◆ PROVIDED ENTRIES
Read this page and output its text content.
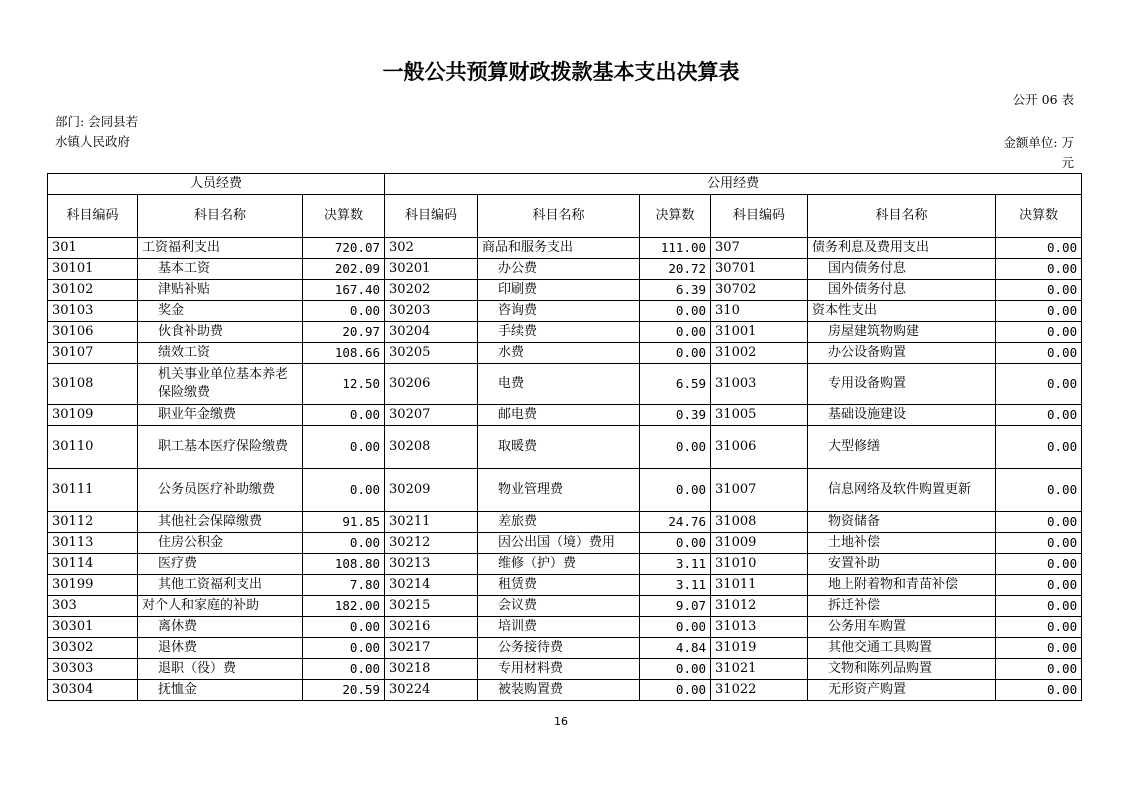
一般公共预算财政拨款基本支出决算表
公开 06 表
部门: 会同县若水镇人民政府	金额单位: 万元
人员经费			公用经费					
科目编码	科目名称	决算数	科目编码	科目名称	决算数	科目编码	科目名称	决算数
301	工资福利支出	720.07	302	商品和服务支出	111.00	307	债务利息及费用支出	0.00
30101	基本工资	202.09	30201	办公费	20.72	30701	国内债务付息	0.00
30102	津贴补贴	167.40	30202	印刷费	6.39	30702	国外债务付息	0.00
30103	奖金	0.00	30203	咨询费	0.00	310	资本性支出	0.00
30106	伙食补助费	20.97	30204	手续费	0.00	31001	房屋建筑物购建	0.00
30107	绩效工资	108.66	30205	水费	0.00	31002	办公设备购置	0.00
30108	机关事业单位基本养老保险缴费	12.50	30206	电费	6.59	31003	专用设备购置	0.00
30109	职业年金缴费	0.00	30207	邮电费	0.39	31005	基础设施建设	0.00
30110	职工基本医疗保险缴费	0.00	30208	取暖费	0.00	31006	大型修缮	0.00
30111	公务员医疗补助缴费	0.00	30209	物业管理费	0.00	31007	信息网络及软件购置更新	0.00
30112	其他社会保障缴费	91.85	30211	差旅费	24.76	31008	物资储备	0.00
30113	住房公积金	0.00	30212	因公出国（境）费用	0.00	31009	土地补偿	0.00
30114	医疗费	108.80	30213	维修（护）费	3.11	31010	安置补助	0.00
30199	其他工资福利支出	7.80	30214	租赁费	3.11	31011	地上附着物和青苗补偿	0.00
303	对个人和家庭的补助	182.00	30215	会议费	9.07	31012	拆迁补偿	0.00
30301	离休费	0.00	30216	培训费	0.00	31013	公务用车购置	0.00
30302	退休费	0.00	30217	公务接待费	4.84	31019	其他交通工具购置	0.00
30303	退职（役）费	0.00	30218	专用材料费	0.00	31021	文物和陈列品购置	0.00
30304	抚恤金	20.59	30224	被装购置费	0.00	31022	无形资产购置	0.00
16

==

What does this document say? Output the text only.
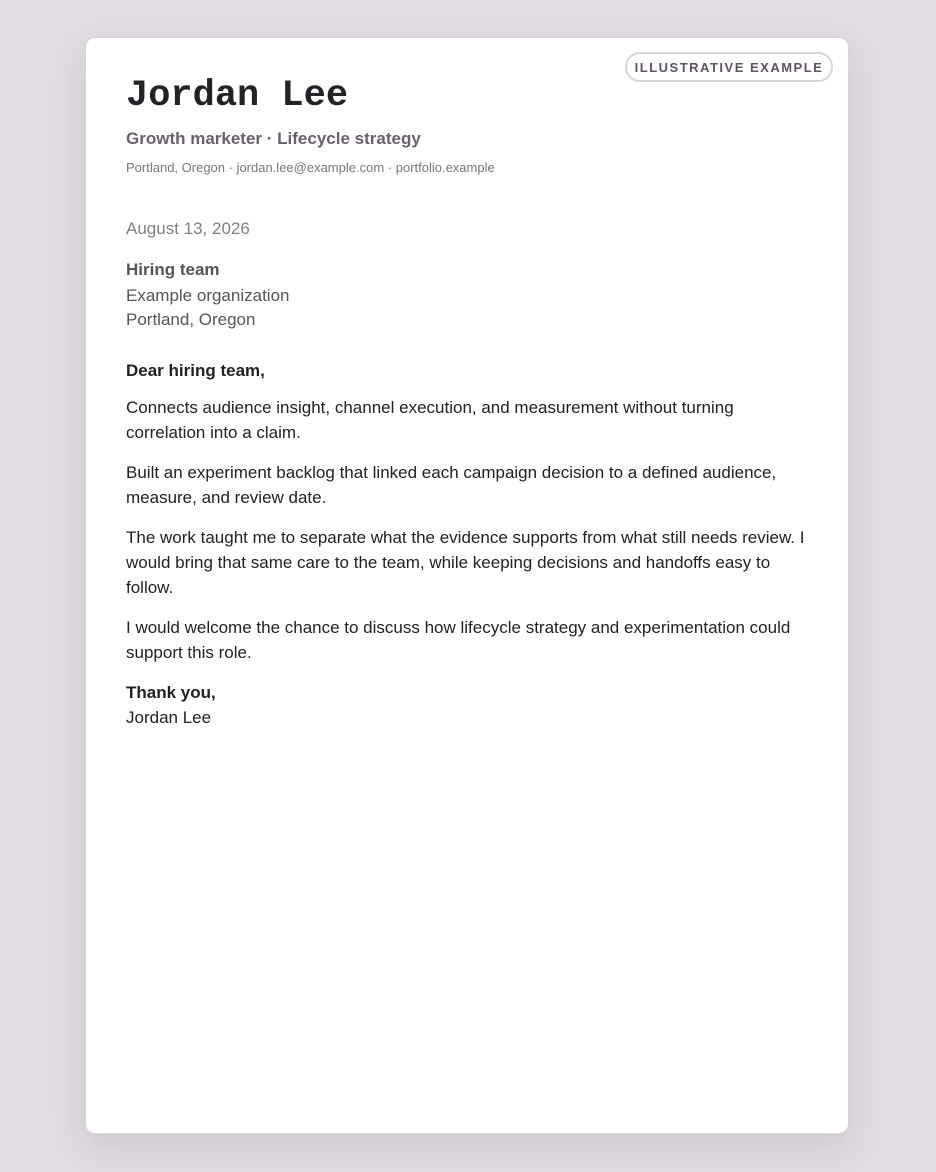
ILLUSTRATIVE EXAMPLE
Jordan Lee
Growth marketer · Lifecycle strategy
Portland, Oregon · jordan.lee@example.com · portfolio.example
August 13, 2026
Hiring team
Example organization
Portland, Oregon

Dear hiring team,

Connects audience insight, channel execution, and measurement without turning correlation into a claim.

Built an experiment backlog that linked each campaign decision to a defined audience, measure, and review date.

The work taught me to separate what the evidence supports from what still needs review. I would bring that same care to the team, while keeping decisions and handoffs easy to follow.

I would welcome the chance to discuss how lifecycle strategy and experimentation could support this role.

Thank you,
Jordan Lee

◆ WORK TO BE COMPLETED
Going through the entries above, report how many lines include the string "Portland". The number alone is the answer.

◆ RESULT FOR THIS EXERCISE
2